- Challenges:
[A] Can you reproduce word for word everything in the article on the Leeds construction academy from "A Green Paper" down to "into higher education."?
[B] How would you put this sentence from the article on the Leeds construction academy into Spanish: "The Liverpool company has no links with the church."

- Document passage:
========================================
THE Church of England is to help set up a city academy specialising in the construction industry.

It is to put pound;1 million into the project, which will combine a Christian ethos with a curriculum that includes building, surveying and technology.

Education Secretary Estelle Morris will be sent proposals within the next couple of months and church leaders hope the 1,000-place academy will open in 2004.

The new secondary school is planned for east Leeds and will also be sponsored by Intercity, a property developer. The Liverpool company has no links with the church.

Ian MacKenzie, education director of the diocese of Ripon and Leeds, said the academy would be entirely compatible with the Government’s policy of promoting vocational qualifications.

“Intercity wants to assist in the regeneration of the inner city and ensure there is a good supply of young people who are interested in making a career in building.

“We see this as compatible with the Government’s agenda for 14 to 19 and we are delighted to assist with it. Our job is to influence the ethos of the place.”

The plan for the academy for 11 to 18-year-olds has yet to get Government backing but it has won the support of city councillors in Leeds.

The Construction Industry Training Board estimates that 370,000 new recruits are required by 2005. No doubt St Vincent Ferrer, the patron saint of builders, would approve of the Leeds plan.

Details emerged as education minister Stephen Timms said that too many young people are being required to do things at school which are not relevant to them.

“As a result they become fed-up and disillusioned and opt out,” he told the Society of Education Officers’ winter conference in Manchester last week.

With thousands of students due to start vocational GCSE courses in September, Mr Timms said there needed to be a change in attitude to the new qualifications.

A Green Paper on government plans to reform 14 to 19 education and training is due to go out to consultation later this month, opening up debate on how to increase choice at 14 and break down prejudices.

At its heart will be an overarching diploma or English baccalaureate with three strands: core subjects of English, maths and IT; other subjects and extra-curricular activities such as voluntary work.

Mr Timms told the SEO: “It is going to be very important when we identify vocational pathways that there are routes into higher education.

“The problem has been since the war that we have taken a dim view as a society on vocational qualifications. We shouldn’t.”
========================================
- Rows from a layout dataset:

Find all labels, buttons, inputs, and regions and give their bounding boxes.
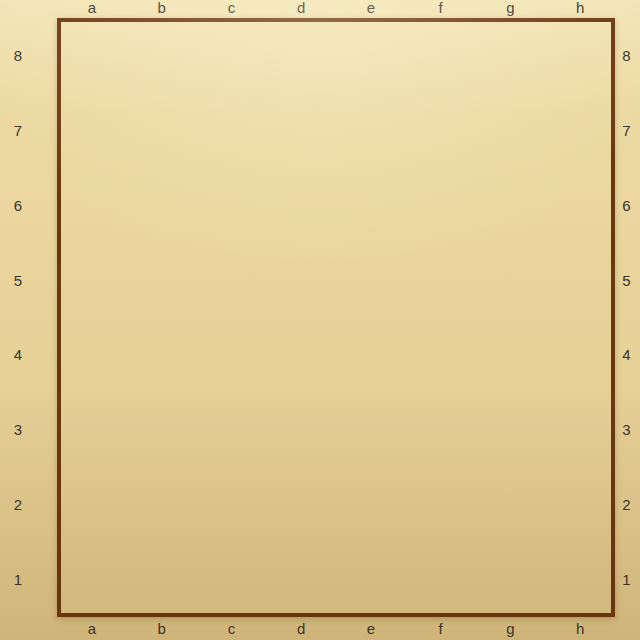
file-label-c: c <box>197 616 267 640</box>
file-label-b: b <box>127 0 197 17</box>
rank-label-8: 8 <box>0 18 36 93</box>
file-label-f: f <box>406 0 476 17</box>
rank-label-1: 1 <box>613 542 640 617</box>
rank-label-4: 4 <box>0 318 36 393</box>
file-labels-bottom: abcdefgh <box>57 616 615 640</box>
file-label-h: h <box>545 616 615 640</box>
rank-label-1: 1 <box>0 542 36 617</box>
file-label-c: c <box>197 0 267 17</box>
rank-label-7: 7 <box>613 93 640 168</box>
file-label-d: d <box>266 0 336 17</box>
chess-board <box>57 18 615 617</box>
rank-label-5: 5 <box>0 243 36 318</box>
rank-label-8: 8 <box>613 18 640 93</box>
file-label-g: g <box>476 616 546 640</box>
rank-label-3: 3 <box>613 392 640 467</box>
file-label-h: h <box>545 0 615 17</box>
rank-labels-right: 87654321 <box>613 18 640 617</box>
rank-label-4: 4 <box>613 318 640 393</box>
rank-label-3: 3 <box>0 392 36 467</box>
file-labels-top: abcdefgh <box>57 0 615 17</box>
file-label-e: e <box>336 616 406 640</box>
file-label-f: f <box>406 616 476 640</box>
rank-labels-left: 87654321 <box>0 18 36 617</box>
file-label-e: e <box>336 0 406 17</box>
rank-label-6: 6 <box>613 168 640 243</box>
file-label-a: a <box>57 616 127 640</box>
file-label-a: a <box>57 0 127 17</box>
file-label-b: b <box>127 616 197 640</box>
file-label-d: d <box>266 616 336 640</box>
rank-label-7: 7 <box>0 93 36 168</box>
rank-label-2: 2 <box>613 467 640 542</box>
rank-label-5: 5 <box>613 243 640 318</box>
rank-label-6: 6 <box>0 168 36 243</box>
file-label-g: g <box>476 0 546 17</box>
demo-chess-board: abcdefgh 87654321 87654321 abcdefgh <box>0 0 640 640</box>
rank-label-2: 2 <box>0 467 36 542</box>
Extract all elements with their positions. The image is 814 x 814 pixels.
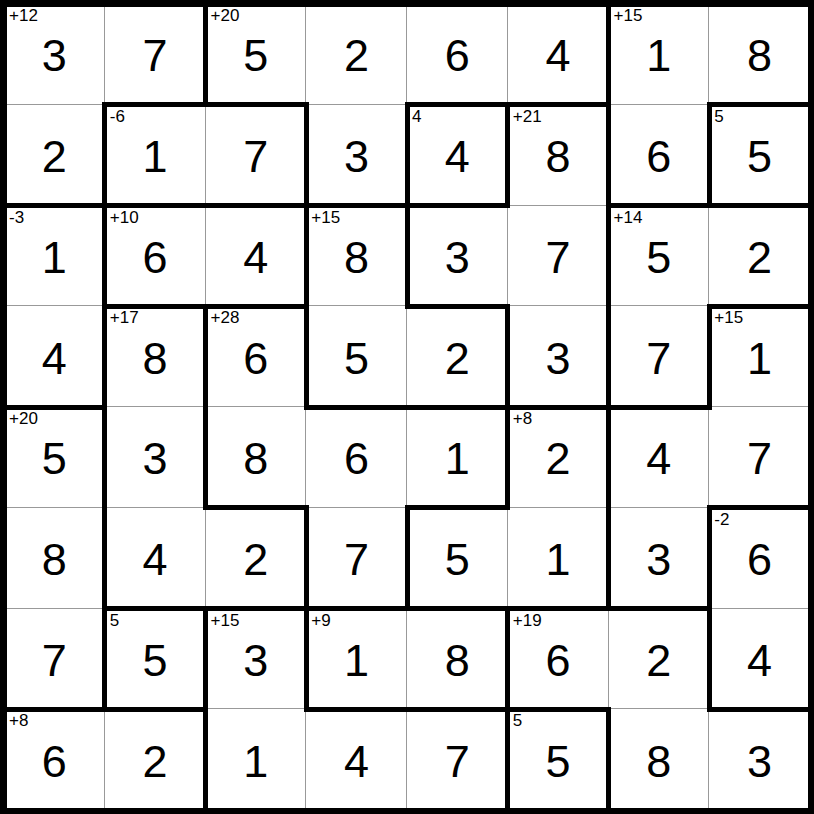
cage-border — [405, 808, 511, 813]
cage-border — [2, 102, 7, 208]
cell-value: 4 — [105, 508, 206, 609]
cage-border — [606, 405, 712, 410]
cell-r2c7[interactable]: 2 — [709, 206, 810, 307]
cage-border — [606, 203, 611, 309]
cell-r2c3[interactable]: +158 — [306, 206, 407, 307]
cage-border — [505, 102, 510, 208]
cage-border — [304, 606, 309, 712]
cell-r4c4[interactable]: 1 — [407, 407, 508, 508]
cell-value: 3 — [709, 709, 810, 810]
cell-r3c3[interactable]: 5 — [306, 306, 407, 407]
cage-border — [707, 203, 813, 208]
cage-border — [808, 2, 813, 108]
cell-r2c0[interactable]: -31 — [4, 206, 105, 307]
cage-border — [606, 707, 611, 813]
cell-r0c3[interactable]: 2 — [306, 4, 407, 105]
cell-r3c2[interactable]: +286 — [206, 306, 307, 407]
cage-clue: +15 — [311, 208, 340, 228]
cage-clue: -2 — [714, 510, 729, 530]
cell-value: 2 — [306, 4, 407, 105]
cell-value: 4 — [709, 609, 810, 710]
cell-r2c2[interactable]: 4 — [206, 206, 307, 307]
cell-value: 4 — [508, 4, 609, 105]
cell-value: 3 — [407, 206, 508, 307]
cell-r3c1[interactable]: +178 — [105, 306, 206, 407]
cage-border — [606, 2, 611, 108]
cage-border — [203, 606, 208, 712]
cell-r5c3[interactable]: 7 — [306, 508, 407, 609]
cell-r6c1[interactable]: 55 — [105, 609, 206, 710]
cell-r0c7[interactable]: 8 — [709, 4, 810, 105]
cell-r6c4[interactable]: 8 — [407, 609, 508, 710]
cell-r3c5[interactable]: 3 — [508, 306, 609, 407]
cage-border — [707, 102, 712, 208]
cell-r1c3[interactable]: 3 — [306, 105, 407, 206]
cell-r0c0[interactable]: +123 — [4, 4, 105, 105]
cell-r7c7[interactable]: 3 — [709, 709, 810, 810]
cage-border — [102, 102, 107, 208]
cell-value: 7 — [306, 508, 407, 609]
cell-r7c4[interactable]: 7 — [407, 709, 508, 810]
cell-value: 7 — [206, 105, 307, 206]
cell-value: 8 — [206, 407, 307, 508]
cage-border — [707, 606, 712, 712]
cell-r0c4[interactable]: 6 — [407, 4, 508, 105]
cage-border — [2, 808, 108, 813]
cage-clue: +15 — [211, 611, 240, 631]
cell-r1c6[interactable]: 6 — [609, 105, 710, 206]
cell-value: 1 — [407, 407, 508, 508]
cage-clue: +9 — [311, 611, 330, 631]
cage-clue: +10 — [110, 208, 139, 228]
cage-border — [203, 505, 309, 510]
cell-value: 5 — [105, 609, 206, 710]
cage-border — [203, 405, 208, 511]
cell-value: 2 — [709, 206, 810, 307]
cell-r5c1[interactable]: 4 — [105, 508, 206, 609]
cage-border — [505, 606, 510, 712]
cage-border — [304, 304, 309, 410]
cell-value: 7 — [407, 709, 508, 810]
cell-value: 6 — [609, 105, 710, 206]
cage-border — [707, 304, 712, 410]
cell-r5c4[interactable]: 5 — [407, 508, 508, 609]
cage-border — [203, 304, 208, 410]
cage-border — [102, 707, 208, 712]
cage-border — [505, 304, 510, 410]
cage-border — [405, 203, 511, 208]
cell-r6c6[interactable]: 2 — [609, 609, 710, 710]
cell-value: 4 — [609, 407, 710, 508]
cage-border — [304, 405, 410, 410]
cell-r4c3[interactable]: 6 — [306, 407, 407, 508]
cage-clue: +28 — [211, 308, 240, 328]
========================================
- Answers to the exercises:
[A]
A Green Paper on government plans to reform 14 to 19 education and training is due to go out to consultation later this month, opening up debate on how to increase choice at 14 and break down prejudices.

At its heart will be an overarching diploma or English baccalaureate with three strands: core subjects of English, maths and IT; other subjects and extra-curricular activities such as voluntary work.

Mr Timms told the SEO: “It is going to be very important when we identify vocational pathways that there are routes into higher education.

[B] La empresa de Liverpool no tiene vínculos con la iglesia.